* Start Extracted data *

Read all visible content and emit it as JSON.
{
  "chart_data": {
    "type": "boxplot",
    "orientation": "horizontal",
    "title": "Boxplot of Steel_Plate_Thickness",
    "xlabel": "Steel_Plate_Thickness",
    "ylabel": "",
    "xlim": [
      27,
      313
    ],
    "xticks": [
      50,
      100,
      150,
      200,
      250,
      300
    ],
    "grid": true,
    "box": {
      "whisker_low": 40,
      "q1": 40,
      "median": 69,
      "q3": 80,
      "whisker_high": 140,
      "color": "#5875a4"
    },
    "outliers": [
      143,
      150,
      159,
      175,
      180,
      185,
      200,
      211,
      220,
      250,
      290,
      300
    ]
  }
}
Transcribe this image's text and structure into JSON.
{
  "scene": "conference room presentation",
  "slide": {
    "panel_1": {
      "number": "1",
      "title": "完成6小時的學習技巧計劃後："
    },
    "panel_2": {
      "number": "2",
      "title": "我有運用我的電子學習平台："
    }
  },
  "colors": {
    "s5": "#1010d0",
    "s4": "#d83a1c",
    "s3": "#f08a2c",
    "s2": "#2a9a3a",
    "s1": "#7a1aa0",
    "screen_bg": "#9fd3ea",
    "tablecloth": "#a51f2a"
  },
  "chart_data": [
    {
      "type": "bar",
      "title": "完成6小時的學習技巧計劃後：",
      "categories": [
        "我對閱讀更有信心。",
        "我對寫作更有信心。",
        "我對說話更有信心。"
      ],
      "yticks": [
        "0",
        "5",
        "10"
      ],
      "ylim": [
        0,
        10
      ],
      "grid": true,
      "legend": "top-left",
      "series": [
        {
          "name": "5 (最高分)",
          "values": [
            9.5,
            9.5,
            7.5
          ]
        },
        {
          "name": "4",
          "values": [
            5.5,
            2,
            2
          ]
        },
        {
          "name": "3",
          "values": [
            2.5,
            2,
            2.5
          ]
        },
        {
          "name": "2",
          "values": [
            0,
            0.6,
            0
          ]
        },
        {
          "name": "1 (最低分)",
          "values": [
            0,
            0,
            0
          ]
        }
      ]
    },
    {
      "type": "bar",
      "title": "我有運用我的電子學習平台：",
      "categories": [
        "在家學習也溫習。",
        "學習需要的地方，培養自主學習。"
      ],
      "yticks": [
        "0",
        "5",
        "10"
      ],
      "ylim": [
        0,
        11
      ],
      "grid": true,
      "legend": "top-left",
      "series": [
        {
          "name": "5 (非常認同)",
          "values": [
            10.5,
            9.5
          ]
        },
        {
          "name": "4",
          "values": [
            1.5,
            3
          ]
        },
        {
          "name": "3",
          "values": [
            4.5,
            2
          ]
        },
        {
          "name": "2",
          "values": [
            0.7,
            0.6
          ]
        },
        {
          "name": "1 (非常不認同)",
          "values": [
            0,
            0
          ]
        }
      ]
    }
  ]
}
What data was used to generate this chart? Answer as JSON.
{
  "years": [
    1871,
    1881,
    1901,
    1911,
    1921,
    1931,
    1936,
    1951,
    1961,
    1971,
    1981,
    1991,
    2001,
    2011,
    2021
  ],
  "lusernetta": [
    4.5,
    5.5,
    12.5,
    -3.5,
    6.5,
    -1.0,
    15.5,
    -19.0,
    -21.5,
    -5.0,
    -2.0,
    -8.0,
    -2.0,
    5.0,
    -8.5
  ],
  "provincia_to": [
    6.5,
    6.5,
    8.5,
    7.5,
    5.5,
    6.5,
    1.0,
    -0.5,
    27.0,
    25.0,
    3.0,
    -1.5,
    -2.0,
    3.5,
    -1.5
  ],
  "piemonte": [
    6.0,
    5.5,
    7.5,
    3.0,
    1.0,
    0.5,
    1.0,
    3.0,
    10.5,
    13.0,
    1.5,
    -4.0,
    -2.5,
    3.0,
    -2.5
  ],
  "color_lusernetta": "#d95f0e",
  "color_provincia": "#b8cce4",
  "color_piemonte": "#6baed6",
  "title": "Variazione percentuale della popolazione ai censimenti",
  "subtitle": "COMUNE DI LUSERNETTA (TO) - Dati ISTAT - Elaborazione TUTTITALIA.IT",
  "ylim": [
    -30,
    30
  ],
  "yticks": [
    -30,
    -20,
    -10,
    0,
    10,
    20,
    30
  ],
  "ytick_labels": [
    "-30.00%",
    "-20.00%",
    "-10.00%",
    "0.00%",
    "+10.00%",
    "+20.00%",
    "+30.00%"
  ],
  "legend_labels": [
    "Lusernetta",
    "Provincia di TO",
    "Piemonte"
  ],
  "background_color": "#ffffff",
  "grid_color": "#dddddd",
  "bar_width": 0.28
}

* End Extracted data *

From the entries, report each line that includes the word "this".

Transcribe this image's text and structure into JSON.
What data was used to generate this chart? Answer as JSON.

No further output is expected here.